Records excerpted from a collection
** begin **
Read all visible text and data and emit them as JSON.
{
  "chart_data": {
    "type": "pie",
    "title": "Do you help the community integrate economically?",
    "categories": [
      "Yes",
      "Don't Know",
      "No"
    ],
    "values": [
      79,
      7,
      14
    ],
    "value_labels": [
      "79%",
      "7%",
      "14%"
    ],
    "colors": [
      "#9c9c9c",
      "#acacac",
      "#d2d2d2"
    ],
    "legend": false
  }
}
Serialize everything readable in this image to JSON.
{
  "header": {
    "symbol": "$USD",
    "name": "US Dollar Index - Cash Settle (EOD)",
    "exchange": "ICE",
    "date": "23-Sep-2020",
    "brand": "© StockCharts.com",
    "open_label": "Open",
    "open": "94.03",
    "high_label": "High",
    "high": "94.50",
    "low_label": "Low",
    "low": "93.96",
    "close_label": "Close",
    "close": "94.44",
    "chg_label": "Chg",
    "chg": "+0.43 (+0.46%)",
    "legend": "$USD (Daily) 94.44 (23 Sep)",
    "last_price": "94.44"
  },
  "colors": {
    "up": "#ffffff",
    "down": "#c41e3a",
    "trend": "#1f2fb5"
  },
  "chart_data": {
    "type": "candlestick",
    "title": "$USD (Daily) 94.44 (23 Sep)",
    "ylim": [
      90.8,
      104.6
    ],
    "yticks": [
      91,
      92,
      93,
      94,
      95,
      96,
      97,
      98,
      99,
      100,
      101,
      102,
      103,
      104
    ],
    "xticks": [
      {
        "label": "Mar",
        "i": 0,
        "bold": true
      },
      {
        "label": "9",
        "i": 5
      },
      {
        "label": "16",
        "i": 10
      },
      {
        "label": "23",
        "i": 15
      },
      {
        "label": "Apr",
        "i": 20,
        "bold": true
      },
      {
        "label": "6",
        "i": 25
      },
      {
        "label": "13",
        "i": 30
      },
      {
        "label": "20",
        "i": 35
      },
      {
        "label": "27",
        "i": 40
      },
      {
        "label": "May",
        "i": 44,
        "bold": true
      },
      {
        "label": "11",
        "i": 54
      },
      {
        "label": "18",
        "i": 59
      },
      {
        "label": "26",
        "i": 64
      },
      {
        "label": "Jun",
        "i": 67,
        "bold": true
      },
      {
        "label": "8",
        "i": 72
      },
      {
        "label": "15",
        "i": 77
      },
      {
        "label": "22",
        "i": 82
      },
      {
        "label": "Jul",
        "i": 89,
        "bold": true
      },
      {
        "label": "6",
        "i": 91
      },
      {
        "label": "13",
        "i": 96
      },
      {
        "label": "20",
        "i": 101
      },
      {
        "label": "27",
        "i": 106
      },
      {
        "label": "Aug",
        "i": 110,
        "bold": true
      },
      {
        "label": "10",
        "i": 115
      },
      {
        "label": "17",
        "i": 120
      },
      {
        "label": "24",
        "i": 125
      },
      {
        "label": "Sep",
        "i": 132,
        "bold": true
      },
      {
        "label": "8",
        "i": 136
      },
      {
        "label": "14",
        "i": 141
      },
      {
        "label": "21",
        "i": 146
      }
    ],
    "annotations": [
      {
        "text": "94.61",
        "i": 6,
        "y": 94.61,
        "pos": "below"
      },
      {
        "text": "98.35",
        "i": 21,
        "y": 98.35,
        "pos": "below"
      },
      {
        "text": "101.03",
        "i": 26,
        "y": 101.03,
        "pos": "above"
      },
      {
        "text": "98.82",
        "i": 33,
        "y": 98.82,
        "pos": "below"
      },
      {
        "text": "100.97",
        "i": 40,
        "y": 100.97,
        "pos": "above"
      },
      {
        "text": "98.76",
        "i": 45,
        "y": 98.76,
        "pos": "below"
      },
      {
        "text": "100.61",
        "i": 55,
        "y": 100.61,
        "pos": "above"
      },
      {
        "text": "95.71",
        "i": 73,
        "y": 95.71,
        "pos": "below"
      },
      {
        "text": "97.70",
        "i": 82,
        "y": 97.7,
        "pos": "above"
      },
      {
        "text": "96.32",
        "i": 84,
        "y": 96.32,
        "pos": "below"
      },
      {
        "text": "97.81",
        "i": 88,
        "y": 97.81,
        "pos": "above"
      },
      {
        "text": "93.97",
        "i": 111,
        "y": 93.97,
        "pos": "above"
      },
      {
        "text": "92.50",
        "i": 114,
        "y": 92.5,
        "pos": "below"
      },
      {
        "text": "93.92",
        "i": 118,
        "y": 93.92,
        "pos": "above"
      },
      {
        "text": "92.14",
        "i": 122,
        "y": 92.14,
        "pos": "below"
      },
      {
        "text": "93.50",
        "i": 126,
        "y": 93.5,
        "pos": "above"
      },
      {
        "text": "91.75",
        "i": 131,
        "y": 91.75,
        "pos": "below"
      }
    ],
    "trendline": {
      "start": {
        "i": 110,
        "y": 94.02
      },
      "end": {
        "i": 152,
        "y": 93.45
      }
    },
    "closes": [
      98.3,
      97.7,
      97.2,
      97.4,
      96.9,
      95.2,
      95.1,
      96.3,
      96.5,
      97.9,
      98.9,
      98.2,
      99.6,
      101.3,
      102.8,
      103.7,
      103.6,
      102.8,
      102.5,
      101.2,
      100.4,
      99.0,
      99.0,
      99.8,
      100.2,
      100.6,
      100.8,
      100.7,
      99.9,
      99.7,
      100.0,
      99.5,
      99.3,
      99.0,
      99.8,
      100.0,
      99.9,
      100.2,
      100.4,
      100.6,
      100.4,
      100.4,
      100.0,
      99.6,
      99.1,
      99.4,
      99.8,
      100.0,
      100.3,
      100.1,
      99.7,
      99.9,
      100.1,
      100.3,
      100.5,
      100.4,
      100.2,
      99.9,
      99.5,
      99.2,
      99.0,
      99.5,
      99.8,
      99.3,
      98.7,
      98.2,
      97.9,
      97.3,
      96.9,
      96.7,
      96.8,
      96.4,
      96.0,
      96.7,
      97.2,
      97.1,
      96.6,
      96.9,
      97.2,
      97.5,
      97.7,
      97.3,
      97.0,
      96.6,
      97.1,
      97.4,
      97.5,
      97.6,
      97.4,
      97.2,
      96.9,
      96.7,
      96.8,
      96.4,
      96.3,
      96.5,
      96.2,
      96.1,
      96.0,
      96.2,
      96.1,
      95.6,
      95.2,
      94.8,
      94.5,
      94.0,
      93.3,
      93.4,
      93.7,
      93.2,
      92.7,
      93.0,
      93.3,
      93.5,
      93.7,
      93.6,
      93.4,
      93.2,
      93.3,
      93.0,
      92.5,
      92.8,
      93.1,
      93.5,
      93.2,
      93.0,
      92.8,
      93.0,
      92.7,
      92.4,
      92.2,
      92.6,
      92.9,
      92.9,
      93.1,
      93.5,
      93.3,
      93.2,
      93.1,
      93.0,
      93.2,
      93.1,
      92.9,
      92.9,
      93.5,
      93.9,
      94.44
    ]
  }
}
** end **
**Goal:**
For each line of the entries that includes "JSON", show that line.

**Completed task:**
Read all visible text and data and emit them as JSON.
Serialize everything readable in this image to JSON.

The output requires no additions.